- **DATA PROVIDED**:
※ ※ ※

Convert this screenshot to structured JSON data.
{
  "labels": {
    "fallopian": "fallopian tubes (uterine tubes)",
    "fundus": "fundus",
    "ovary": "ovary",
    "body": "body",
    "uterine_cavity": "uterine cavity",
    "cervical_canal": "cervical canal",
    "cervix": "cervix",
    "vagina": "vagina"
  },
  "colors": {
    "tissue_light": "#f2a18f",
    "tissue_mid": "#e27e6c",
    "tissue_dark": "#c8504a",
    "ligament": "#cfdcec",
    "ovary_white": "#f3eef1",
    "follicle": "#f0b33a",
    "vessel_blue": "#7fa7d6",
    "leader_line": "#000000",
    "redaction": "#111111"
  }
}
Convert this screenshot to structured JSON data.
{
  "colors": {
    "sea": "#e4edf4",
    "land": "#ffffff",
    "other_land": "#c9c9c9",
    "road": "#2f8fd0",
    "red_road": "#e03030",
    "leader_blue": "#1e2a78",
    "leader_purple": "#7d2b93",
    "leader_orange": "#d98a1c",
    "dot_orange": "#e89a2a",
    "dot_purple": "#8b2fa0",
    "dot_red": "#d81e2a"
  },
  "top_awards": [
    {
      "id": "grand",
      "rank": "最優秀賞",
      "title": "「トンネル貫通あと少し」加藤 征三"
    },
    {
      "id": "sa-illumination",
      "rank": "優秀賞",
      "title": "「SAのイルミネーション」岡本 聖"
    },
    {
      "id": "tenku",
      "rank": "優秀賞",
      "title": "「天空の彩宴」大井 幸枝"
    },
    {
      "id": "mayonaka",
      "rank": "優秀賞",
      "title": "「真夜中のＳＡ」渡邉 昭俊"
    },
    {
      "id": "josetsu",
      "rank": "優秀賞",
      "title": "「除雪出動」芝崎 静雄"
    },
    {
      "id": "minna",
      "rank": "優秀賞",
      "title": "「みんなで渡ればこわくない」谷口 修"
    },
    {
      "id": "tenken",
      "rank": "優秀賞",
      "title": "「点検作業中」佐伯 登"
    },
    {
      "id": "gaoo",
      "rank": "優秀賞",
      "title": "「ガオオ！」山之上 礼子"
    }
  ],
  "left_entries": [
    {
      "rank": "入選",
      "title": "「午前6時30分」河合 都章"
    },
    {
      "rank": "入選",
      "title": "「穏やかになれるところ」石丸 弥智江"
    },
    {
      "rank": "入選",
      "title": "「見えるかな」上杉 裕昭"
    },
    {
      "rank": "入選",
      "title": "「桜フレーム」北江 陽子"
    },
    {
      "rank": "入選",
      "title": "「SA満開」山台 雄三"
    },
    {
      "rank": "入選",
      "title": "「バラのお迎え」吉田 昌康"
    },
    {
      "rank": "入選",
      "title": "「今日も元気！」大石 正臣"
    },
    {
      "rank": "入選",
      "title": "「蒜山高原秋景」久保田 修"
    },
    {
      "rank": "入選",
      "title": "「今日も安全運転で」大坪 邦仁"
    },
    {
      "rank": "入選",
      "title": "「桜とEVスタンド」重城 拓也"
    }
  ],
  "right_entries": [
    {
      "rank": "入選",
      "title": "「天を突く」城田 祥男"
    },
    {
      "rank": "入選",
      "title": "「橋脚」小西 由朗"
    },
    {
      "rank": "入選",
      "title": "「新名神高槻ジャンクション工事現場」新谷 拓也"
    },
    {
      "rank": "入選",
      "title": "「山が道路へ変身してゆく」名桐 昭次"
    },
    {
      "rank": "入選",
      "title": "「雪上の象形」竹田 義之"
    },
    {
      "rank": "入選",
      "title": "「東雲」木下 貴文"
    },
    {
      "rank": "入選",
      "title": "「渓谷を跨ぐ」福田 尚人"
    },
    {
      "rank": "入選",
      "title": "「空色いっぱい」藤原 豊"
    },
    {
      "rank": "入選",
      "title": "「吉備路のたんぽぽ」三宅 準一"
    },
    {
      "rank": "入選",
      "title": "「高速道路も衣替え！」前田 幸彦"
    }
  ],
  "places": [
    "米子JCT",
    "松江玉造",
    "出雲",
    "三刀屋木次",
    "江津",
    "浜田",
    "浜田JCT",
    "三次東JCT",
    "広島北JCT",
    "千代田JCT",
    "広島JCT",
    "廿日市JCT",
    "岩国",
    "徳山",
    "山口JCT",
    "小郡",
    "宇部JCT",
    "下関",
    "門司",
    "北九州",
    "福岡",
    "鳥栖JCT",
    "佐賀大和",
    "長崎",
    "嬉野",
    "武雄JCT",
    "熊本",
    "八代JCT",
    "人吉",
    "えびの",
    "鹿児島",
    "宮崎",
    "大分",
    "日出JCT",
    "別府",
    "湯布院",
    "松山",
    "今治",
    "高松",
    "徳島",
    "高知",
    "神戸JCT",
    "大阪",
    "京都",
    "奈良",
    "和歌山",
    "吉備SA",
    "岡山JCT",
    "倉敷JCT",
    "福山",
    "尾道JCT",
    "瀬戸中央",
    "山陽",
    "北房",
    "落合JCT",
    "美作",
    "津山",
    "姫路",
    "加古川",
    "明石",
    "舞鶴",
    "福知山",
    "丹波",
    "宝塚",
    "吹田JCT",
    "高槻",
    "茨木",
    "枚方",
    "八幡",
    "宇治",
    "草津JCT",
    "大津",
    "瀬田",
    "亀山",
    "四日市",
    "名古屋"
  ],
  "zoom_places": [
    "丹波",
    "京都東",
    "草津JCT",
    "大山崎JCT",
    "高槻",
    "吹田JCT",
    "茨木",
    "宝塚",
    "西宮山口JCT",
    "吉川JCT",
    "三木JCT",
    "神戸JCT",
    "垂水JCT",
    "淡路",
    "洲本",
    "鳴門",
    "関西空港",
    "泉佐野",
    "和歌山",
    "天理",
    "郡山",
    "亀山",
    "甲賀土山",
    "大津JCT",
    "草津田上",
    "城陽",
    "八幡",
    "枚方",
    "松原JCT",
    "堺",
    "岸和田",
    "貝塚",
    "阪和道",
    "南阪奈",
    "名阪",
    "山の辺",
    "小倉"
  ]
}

※ ※ ※

- **TO DO**:
Each record should come back exactly as written.

- **WRITTEN REPLY**:
Convert this screenshot to structured JSON data.
{
  "labels": {
    "fallopian": "fallopian tubes (uterine tubes)",
    "fundus": "fundus",
    "ovary": "ovary",
    "body": "body",
    "uterine_cavity": "uterine cavity",
    "cervical_canal": "cervical canal",
    "cervix": "cervix",
    "vagina": "vagina"
  },
  "colors": {
    "tissue_light": "#f2a18f",
    "tissue_mid": "#e27e6c",
    "tissue_dark": "#c8504a",
    "ligament": "#cfdcec",
    "ovary_white": "#f3eef1",
    "follicle": "#f0b33a",
    "vessel_blue": "#7fa7d6",
    "leader_line": "#000000",
    "redaction": "#111111"
  }
}
Convert this screenshot to structured JSON data.
{
  "colors": {
    "sea": "#e4edf4",
    "land": "#ffffff",
    "other_land": "#c9c9c9",
    "road": "#2f8fd0",
    "red_road": "#e03030",
    "leader_blue": "#1e2a78",
    "leader_purple": "#7d2b93",
    "leader_orange": "#d98a1c",
    "dot_orange": "#e89a2a",
    "dot_purple": "#8b2fa0",
    "dot_red": "#d81e2a"
  },
  "top_awards": [
    {
      "id": "grand",
      "rank": "最優秀賞",
      "title": "「トンネル貫通あと少し」加藤 征三"
    },
    {
      "id": "sa-illumination",
      "rank": "優秀賞",
      "title": "「SAのイルミネーション」岡本 聖"
    },
    {
      "id": "tenku",
      "rank": "優秀賞",
      "title": "「天空の彩宴」大井 幸枝"
    },
    {
      "id": "mayonaka",
      "rank": "優秀賞",
      "title": "「真夜中のＳＡ」渡邉 昭俊"
    },
    {
      "id": "josetsu",
      "rank": "優秀賞",
      "title": "「除雪出動」芝崎 静雄"
    },
    {
      "id": "minna",
      "rank": "優秀賞",
      "title": "「みんなで渡ればこわくない」谷口 修"
    },
    {
      "id": "tenken",
      "rank": "優秀賞",
      "title": "「点検作業中」佐伯 登"
    },
    {
      "id": "gaoo",
      "rank": "優秀賞",
      "title": "「ガオオ！」山之上 礼子"
    }
  ],
  "left_entries": [
    {
      "rank": "入選",
      "title": "「午前6時30分」河合 都章"
    },
    {
      "rank": "入選",
      "title": "「穏やかになれるところ」石丸 弥智江"
    },
    {
      "rank": "入選",
      "title": "「見えるかな」上杉 裕昭"
    },
    {
      "rank": "入選",
      "title": "「桜フレーム」北江 陽子"
    },
    {
      "rank": "入選",
      "title": "「SA満開」山台 雄三"
    },
    {
      "rank": "入選",
      "title": "「バラのお迎え」吉田 昌康"
    },
    {
      "rank": "入選",
      "title": "「今日も元気！」大石 正臣"
    },
    {
      "rank": "入選",
      "title": "「蒜山高原秋景」久保田 修"
    },
    {
      "rank": "入選",
      "title": "「今日も安全運転で」大坪 邦仁"
    },
    {
      "rank": "入選",
      "title": "「桜とEVスタンド」重城 拓也"
    }
  ],
  "right_entries": [
    {
      "rank": "入選",
      "title": "「天を突く」城田 祥男"
    },
    {
      "rank": "入選",
      "title": "「橋脚」小西 由朗"
    },
    {
      "rank": "入選",
      "title": "「新名神高槻ジャンクション工事現場」新谷 拓也"
    },
    {
      "rank": "入選",
      "title": "「山が道路へ変身してゆく」名桐 昭次"
    },
    {
      "rank": "入選",
      "title": "「雪上の象形」竹田 義之"
    },
    {
      "rank": "入選",
      "title": "「東雲」木下 貴文"
    },
    {
      "rank": "入選",
      "title": "「渓谷を跨ぐ」福田 尚人"
    },
    {
      "rank": "入選",
      "title": "「空色いっぱい」藤原 豊"
    },
    {
      "rank": "入選",
      "title": "「吉備路のたんぽぽ」三宅 準一"
    },
    {
      "rank": "入選",
      "title": "「高速道路も衣替え！」前田 幸彦"
    }
  ],
  "places": [
    "米子JCT",
    "松江玉造",
    "出雲",
    "三刀屋木次",
    "江津",
    "浜田",
    "浜田JCT",
    "三次東JCT",
    "広島北JCT",
    "千代田JCT",
    "広島JCT",
    "廿日市JCT",
    "岩国",
    "徳山",
    "山口JCT",
    "小郡",
    "宇部JCT",
    "下関",
    "門司",
    "北九州",
    "福岡",
    "鳥栖JCT",
    "佐賀大和",
    "長崎",
    "嬉野",
    "武雄JCT",
    "熊本",
    "八代JCT",
    "人吉",
    "えびの",
    "鹿児島",
    "宮崎",
    "大分",
    "日出JCT",
    "別府",
    "湯布院",
    "松山",
    "今治",
    "高松",
    "徳島",
    "高知",
    "神戸JCT",
    "大阪",
    "京都",
    "奈良",
    "和歌山",
    "吉備SA",
    "岡山JCT",
    "倉敷JCT",
    "福山",
    "尾道JCT",
    "瀬戸中央",
    "山陽",
    "北房",
    "落合JCT",
    "美作",
    "津山",
    "姫路",
    "加古川",
    "明石",
    "舞鶴",
    "福知山",
    "丹波",
    "宝塚",
    "吹田JCT",
    "高槻",
    "茨木",
    "枚方",
    "八幡",
    "宇治",
    "草津JCT",
    "大津",
    "瀬田",
    "亀山",
    "四日市",
    "名古屋"
  ],
  "zoom_places": [
    "丹波",
    "京都東",
    "草津JCT",
    "大山崎JCT",
    "高槻",
    "吹田JCT",
    "茨木",
    "宝塚",
    "西宮山口JCT",
    "吉川JCT",
    "三木JCT",
    "神戸JCT",
    "垂水JCT",
    "淡路",
    "洲本",
    "鳴門",
    "関西空港",
    "泉佐野",
    "和歌山",
    "天理",
    "郡山",
    "亀山",
    "甲賀土山",
    "大津JCT",
    "草津田上",
    "城陽",
    "八幡",
    "枚方",
    "松原JCT",
    "堺",
    "岸和田",
    "貝塚",
    "阪和道",
    "南阪奈",
    "名阪",
    "山の辺",
    "小倉"
  ]
}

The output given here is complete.